_PROBLEM TO SOLVE_. Copy all of the material word for word, except for the pictures.

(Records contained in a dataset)
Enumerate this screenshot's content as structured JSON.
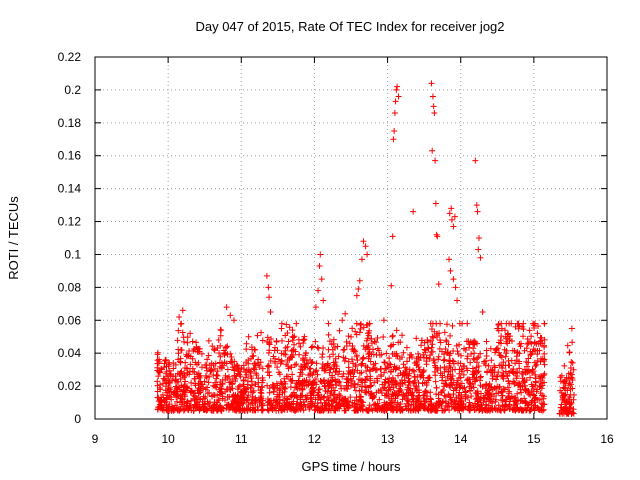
{
  "chart_data": {
    "type": "scatter",
    "title": "Day 047 of 2015, Rate Of TEC Index for receiver jog2",
    "xlabel": "GPS time / hours",
    "ylabel": "ROTI / TECUs",
    "xlim": [
      9,
      16
    ],
    "ylim": [
      0,
      0.22
    ],
    "xticks": [
      "9",
      "10",
      "11",
      "12",
      "13",
      "14",
      "15",
      "16"
    ],
    "yticks": [
      "0",
      "0.02",
      "0.04",
      "0.06",
      "0.08",
      "0.1",
      "0.12",
      "0.14",
      "0.16",
      "0.18",
      "0.2",
      "0.22"
    ],
    "grid": true,
    "marker": "+",
    "color": "#ff0000",
    "series": [
      {
        "name": "ROTI",
        "segments": [
          {
            "x_start": 9.85,
            "x_end": 11.3,
            "base_min": 0.005,
            "base_max": 0.045
          },
          {
            "x_start": 11.35,
            "x_end": 15.15,
            "base_min": 0.005,
            "base_max": 0.05
          },
          {
            "x_start": 15.35,
            "x_end": 15.55,
            "base_min": 0.003,
            "base_max": 0.04
          }
        ],
        "points": [
          [
            10.15,
            0.062
          ],
          [
            10.2,
            0.066
          ],
          [
            10.18,
            0.058
          ],
          [
            10.3,
            0.052
          ],
          [
            10.8,
            0.068
          ],
          [
            10.85,
            0.063
          ],
          [
            10.9,
            0.06
          ],
          [
            11.1,
            0.05
          ],
          [
            11.35,
            0.087
          ],
          [
            11.37,
            0.08
          ],
          [
            11.38,
            0.074
          ],
          [
            11.4,
            0.065
          ],
          [
            11.55,
            0.055
          ],
          [
            11.7,
            0.05
          ],
          [
            11.85,
            0.048
          ],
          [
            12.02,
            0.068
          ],
          [
            12.05,
            0.078
          ],
          [
            12.07,
            0.093
          ],
          [
            12.08,
            0.1
          ],
          [
            12.1,
            0.085
          ],
          [
            12.12,
            0.072
          ],
          [
            12.38,
            0.06
          ],
          [
            12.42,
            0.064
          ],
          [
            12.58,
            0.075
          ],
          [
            12.6,
            0.079
          ],
          [
            12.62,
            0.084
          ],
          [
            12.65,
            0.097
          ],
          [
            12.67,
            0.108
          ],
          [
            12.7,
            0.105
          ],
          [
            12.72,
            0.1
          ],
          [
            12.95,
            0.06
          ],
          [
            13.05,
            0.081
          ],
          [
            13.07,
            0.111
          ],
          [
            13.08,
            0.17
          ],
          [
            13.09,
            0.175
          ],
          [
            13.1,
            0.186
          ],
          [
            13.11,
            0.193
          ],
          [
            13.12,
            0.2
          ],
          [
            13.13,
            0.202
          ],
          [
            13.15,
            0.196
          ],
          [
            13.35,
            0.126
          ],
          [
            13.6,
            0.204
          ],
          [
            13.62,
            0.196
          ],
          [
            13.63,
            0.19
          ],
          [
            13.64,
            0.186
          ],
          [
            13.61,
            0.163
          ],
          [
            13.65,
            0.157
          ],
          [
            13.66,
            0.131
          ],
          [
            13.67,
            0.112
          ],
          [
            13.68,
            0.111
          ],
          [
            13.7,
            0.082
          ],
          [
            13.85,
            0.125
          ],
          [
            13.87,
            0.128
          ],
          [
            13.88,
            0.121
          ],
          [
            13.9,
            0.117
          ],
          [
            13.92,
            0.123
          ],
          [
            13.84,
            0.097
          ],
          [
            13.86,
            0.09
          ],
          [
            13.9,
            0.085
          ],
          [
            13.93,
            0.08
          ],
          [
            13.95,
            0.072
          ],
          [
            14.2,
            0.157
          ],
          [
            14.22,
            0.13
          ],
          [
            14.23,
            0.126
          ],
          [
            14.25,
            0.11
          ],
          [
            14.24,
            0.103
          ],
          [
            14.27,
            0.098
          ],
          [
            14.3,
            0.065
          ],
          [
            14.5,
            0.055
          ],
          [
            14.75,
            0.056
          ],
          [
            15.0,
            0.057
          ],
          [
            15.05,
            0.052
          ],
          [
            15.52,
            0.055
          ]
        ],
        "background_point_count": 2600
      }
    ]
  }
}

_REPLY_.
Enumerate this screenshot's content as structured JSON.
{
  "chart_data": {
    "type": "scatter",
    "title": "Day 047 of 2015, Rate Of TEC Index for receiver jog2",
    "xlabel": "GPS time / hours",
    "ylabel": "ROTI / TECUs",
    "xlim": [
      9,
      16
    ],
    "ylim": [
      0,
      0.22
    ],
    "xticks": [
      "9",
      "10",
      "11",
      "12",
      "13",
      "14",
      "15",
      "16"
    ],
    "yticks": [
      "0",
      "0.02",
      "0.04",
      "0.06",
      "0.08",
      "0.1",
      "0.12",
      "0.14",
      "0.16",
      "0.18",
      "0.2",
      "0.22"
    ],
    "grid": true,
    "marker": "+",
    "color": "#ff0000",
    "series": [
      {
        "name": "ROTI",
        "segments": [
          {
            "x_start": 9.85,
            "x_end": 11.3,
            "base_min": 0.005,
            "base_max": 0.045
          },
          {
            "x_start": 11.35,
            "x_end": 15.15,
            "base_min": 0.005,
            "base_max": 0.05
          },
          {
            "x_start": 15.35,
            "x_end": 15.55,
            "base_min": 0.003,
            "base_max": 0.04
          }
        ],
        "points": [
          [
            10.15,
            0.062
          ],
          [
            10.2,
            0.066
          ],
          [
            10.18,
            0.058
          ],
          [
            10.3,
            0.052
          ],
          [
            10.8,
            0.068
          ],
          [
            10.85,
            0.063
          ],
          [
            10.9,
            0.06
          ],
          [
            11.1,
            0.05
          ],
          [
            11.35,
            0.087
          ],
          [
            11.37,
            0.08
          ],
          [
            11.38,
            0.074
          ],
          [
            11.4,
            0.065
          ],
          [
            11.55,
            0.055
          ],
          [
            11.7,
            0.05
          ],
          [
            11.85,
            0.048
          ],
          [
            12.02,
            0.068
          ],
          [
            12.05,
            0.078
          ],
          [
            12.07,
            0.093
          ],
          [
            12.08,
            0.1
          ],
          [
            12.1,
            0.085
          ],
          [
            12.12,
            0.072
          ],
          [
            12.38,
            0.06
          ],
          [
            12.42,
            0.064
          ],
          [
            12.58,
            0.075
          ],
          [
            12.6,
            0.079
          ],
          [
            12.62,
            0.084
          ],
          [
            12.65,
            0.097
          ],
          [
            12.67,
            0.108
          ],
          [
            12.7,
            0.105
          ],
          [
            12.72,
            0.1
          ],
          [
            12.95,
            0.06
          ],
          [
            13.05,
            0.081
          ],
          [
            13.07,
            0.111
          ],
          [
            13.08,
            0.17
          ],
          [
            13.09,
            0.175
          ],
          [
            13.1,
            0.186
          ],
          [
            13.11,
            0.193
          ],
          [
            13.12,
            0.2
          ],
          [
            13.13,
            0.202
          ],
          [
            13.15,
            0.196
          ],
          [
            13.35,
            0.126
          ],
          [
            13.6,
            0.204
          ],
          [
            13.62,
            0.196
          ],
          [
            13.63,
            0.19
          ],
          [
            13.64,
            0.186
          ],
          [
            13.61,
            0.163
          ],
          [
            13.65,
            0.157
          ],
          [
            13.66,
            0.131
          ],
          [
            13.67,
            0.112
          ],
          [
            13.68,
            0.111
          ],
          [
            13.7,
            0.082
          ],
          [
            13.85,
            0.125
          ],
          [
            13.87,
            0.128
          ],
          [
            13.88,
            0.121
          ],
          [
            13.9,
            0.117
          ],
          [
            13.92,
            0.123
          ],
          [
            13.84,
            0.097
          ],
          [
            13.86,
            0.09
          ],
          [
            13.9,
            0.085
          ],
          [
            13.93,
            0.08
          ],
          [
            13.95,
            0.072
          ],
          [
            14.2,
            0.157
          ],
          [
            14.22,
            0.13
          ],
          [
            14.23,
            0.126
          ],
          [
            14.25,
            0.11
          ],
          [
            14.24,
            0.103
          ],
          [
            14.27,
            0.098
          ],
          [
            14.3,
            0.065
          ],
          [
            14.5,
            0.055
          ],
          [
            14.75,
            0.056
          ],
          [
            15.0,
            0.057
          ],
          [
            15.05,
            0.052
          ],
          [
            15.52,
            0.055
          ]
        ],
        "background_point_count": 2600
      }
    ]
  }
}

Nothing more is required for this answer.